Copy each line below in which the word "marker" occurs.
____
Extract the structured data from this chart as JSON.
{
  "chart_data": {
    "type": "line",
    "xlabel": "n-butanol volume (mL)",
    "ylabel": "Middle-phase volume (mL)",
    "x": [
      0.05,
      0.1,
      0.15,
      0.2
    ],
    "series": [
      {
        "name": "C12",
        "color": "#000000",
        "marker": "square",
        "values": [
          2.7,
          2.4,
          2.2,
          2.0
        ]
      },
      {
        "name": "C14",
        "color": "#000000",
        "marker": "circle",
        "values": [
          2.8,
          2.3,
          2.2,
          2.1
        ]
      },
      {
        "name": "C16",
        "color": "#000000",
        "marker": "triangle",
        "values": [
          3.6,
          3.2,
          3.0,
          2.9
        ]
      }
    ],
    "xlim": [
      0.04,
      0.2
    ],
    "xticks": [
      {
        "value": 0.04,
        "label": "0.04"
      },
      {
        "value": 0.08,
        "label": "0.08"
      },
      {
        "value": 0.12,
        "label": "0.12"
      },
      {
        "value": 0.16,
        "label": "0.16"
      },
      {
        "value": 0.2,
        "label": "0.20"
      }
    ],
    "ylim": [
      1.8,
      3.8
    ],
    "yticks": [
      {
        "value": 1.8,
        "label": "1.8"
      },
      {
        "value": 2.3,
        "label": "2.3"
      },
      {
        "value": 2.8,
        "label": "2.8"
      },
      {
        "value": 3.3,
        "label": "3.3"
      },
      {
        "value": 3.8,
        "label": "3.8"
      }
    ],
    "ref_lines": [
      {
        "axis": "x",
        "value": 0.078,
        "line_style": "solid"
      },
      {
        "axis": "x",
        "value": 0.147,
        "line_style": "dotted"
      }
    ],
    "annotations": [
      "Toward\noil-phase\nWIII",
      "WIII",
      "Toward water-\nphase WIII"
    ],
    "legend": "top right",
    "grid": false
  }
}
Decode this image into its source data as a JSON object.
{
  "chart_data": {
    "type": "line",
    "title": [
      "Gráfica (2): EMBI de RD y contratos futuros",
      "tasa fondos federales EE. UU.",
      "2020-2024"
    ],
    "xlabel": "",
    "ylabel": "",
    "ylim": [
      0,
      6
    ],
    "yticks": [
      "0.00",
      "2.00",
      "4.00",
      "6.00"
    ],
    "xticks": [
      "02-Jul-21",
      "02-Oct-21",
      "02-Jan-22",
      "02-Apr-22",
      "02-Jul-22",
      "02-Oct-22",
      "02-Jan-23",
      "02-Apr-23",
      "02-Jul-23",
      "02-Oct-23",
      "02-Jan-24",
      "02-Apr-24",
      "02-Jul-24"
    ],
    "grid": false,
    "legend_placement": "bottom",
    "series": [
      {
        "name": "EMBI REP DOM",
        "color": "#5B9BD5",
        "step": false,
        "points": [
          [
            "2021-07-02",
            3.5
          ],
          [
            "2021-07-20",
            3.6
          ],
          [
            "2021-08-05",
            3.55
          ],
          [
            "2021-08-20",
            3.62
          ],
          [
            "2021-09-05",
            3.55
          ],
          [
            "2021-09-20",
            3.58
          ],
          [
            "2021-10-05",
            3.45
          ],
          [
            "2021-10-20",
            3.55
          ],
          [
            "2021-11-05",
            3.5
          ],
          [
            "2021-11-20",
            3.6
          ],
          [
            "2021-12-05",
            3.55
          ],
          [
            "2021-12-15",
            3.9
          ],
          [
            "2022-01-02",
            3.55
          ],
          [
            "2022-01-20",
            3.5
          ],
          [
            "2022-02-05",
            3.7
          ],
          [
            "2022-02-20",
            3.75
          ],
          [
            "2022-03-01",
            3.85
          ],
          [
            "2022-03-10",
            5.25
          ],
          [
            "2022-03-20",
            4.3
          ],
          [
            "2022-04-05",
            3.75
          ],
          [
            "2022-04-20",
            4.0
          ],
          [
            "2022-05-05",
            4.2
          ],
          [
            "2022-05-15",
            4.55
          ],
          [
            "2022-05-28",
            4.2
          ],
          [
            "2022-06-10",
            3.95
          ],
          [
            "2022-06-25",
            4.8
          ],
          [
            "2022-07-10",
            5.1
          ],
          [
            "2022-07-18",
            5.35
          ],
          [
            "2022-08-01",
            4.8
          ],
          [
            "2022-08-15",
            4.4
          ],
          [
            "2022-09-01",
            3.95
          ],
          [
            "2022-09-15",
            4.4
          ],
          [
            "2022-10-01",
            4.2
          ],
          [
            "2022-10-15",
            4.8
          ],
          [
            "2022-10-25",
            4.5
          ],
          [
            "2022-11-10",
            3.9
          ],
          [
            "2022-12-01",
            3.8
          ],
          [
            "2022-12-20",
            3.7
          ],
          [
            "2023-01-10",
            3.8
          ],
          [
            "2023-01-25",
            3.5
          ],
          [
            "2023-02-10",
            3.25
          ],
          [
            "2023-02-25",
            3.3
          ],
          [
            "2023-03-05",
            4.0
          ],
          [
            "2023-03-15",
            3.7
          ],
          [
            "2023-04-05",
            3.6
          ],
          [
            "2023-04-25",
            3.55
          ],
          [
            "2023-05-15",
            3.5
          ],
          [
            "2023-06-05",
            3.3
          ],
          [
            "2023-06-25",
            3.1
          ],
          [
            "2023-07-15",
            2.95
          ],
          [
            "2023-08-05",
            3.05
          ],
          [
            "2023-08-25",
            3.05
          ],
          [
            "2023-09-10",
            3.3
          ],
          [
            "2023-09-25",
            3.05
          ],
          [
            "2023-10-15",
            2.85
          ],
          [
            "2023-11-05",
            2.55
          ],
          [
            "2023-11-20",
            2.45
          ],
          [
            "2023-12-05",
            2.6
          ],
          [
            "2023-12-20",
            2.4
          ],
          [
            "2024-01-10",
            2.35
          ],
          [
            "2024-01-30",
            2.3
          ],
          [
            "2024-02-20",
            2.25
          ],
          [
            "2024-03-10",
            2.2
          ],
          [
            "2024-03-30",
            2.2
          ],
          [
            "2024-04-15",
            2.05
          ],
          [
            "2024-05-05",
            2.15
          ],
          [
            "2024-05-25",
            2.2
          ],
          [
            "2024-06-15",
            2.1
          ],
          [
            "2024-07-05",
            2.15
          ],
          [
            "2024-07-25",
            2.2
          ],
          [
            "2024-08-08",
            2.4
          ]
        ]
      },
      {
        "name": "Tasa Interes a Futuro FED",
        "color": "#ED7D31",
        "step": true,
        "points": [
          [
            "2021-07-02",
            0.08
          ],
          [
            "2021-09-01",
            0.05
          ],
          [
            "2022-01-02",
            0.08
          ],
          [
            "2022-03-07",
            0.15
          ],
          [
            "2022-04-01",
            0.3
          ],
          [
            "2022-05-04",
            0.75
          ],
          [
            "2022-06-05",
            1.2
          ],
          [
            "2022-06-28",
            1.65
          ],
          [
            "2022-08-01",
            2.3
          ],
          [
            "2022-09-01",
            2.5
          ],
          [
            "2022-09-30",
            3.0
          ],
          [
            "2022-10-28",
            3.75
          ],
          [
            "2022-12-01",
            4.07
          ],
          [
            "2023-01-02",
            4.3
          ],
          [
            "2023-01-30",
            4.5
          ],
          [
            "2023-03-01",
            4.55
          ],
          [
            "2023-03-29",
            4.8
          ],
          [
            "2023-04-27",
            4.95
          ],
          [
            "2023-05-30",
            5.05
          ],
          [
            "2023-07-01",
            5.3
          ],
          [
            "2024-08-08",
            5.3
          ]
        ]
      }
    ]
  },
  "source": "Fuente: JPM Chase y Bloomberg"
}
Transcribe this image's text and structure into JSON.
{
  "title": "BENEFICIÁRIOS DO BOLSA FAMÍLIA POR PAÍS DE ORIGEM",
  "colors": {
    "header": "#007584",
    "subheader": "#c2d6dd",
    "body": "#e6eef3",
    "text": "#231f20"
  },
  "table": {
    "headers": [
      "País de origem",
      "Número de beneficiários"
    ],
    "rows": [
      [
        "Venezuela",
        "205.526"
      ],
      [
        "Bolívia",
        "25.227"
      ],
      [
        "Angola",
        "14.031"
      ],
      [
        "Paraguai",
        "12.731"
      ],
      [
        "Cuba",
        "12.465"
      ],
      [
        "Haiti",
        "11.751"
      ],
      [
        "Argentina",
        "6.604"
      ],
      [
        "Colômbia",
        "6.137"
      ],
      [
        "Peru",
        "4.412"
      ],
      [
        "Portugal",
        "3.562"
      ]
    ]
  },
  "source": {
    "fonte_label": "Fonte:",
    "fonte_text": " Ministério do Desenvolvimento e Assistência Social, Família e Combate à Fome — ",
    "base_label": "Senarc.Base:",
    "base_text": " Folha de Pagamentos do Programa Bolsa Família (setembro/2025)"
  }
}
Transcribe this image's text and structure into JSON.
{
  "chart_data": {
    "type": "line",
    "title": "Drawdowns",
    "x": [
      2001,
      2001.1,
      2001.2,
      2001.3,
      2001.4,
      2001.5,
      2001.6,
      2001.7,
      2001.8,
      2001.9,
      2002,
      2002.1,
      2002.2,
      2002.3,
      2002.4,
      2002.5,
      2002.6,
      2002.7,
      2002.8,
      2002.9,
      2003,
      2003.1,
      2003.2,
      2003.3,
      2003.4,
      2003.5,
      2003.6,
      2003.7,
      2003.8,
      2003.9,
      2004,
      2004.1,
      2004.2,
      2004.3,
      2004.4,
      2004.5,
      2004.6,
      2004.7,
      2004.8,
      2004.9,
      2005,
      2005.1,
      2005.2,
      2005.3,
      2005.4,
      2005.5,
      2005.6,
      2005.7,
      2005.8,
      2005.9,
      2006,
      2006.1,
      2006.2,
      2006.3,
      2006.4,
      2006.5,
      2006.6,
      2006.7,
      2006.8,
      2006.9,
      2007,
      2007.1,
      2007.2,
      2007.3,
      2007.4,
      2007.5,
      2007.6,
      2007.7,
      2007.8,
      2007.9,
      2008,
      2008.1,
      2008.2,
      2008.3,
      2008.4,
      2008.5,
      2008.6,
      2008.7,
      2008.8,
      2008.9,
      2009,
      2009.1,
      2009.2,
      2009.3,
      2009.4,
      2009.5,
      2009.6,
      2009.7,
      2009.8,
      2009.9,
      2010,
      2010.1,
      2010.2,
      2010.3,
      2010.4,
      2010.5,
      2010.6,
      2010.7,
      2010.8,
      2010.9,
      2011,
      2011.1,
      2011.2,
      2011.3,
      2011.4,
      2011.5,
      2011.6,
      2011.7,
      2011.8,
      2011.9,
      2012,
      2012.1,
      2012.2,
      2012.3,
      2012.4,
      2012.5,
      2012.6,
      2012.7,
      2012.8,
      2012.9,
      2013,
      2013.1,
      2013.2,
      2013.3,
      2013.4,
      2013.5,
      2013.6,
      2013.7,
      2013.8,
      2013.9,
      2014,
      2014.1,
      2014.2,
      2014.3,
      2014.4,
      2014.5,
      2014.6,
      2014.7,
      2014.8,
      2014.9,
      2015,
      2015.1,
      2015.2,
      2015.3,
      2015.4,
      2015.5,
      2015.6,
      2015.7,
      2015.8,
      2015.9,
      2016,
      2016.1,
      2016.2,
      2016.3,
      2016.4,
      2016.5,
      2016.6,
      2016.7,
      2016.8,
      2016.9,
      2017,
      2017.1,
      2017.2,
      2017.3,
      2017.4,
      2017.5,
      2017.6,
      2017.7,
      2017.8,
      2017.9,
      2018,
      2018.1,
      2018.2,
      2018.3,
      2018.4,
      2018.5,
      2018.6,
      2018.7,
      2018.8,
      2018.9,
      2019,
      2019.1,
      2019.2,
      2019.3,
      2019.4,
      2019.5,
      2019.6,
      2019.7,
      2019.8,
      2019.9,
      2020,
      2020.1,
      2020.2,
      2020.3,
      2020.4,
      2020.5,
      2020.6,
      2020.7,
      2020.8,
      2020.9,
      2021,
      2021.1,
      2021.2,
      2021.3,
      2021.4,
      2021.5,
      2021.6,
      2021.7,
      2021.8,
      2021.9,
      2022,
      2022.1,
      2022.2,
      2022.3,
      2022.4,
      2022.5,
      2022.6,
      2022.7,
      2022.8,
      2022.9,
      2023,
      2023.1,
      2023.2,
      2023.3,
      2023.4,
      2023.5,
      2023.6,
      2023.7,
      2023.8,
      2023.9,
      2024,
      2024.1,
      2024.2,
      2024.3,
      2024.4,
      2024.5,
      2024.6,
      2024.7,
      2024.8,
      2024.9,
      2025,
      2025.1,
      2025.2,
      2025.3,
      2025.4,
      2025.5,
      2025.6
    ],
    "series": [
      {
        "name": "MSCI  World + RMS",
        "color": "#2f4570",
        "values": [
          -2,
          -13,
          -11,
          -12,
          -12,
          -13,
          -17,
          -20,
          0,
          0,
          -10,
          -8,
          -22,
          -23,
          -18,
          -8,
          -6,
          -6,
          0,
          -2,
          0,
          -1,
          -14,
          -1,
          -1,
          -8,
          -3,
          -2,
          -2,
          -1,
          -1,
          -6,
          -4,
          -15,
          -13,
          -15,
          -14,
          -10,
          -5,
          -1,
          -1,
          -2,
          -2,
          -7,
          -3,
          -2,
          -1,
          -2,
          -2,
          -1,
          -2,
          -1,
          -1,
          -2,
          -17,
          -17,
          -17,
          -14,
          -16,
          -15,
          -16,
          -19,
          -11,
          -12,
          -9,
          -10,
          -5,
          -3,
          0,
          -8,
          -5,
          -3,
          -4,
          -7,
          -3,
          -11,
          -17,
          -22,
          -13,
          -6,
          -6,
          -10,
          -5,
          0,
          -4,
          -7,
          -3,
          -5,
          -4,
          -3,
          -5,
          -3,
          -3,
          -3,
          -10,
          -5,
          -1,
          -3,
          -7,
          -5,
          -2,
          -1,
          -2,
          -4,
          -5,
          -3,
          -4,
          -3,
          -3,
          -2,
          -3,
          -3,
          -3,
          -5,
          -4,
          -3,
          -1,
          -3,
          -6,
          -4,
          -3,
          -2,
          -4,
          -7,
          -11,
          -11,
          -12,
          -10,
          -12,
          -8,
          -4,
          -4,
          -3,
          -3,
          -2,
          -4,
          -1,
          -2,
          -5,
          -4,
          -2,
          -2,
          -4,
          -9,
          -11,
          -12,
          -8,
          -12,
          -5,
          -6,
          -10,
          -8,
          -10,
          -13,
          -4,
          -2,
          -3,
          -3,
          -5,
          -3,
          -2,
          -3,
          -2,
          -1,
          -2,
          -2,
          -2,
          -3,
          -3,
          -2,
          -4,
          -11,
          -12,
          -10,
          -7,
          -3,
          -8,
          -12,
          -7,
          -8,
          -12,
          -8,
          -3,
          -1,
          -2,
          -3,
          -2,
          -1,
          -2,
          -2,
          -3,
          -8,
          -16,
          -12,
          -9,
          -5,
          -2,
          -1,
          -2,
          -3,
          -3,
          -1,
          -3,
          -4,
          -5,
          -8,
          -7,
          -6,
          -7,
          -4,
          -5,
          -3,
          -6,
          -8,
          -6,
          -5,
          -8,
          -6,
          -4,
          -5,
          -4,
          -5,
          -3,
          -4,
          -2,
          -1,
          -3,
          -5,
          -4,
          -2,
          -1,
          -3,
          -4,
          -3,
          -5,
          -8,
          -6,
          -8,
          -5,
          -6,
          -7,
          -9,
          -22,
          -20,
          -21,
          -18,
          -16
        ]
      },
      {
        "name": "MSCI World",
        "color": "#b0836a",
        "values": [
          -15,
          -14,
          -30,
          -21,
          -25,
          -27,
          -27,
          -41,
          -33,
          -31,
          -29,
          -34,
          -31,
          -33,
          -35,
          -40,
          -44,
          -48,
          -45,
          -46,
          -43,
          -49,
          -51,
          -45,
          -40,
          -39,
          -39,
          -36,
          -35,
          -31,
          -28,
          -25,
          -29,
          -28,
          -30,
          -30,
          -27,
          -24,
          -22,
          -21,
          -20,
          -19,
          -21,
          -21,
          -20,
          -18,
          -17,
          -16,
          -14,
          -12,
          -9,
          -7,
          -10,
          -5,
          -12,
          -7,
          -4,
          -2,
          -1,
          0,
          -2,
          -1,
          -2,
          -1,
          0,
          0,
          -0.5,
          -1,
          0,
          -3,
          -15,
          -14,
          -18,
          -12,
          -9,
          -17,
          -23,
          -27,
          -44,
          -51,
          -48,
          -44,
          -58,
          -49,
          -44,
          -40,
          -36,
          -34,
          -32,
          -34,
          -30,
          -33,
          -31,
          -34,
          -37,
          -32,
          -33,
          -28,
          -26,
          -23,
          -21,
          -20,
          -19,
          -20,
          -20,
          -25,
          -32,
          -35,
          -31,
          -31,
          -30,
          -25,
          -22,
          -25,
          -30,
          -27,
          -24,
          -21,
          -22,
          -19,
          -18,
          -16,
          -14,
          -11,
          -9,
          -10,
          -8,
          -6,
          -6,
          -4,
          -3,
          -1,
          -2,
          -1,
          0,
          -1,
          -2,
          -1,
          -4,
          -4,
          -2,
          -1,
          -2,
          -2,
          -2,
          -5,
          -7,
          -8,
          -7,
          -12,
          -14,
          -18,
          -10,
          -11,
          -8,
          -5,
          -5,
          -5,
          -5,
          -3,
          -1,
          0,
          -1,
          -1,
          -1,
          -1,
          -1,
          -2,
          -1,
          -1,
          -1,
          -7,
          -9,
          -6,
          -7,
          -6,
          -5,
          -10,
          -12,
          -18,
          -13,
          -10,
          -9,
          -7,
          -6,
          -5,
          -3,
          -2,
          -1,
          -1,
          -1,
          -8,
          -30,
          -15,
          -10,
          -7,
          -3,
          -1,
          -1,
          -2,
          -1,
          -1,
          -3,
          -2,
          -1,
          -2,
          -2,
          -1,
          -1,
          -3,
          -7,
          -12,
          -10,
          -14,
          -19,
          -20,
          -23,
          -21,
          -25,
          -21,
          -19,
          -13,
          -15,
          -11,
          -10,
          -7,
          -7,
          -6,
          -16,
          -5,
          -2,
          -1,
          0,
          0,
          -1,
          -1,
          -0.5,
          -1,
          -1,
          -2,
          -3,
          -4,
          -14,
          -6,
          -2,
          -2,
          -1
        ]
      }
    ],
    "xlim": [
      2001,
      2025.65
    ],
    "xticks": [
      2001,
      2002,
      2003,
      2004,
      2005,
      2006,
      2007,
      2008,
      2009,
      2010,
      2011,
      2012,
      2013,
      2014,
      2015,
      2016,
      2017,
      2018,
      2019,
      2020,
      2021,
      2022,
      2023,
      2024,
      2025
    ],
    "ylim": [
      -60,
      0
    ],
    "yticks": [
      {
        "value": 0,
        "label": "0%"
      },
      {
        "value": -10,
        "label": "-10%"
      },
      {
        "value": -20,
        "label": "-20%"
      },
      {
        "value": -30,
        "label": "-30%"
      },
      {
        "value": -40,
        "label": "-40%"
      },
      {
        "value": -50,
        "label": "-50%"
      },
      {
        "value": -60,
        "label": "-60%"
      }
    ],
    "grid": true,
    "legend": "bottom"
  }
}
____
• Right answer:
        "marker": "square",
        "marker": "circle",
        "marker": "triangle",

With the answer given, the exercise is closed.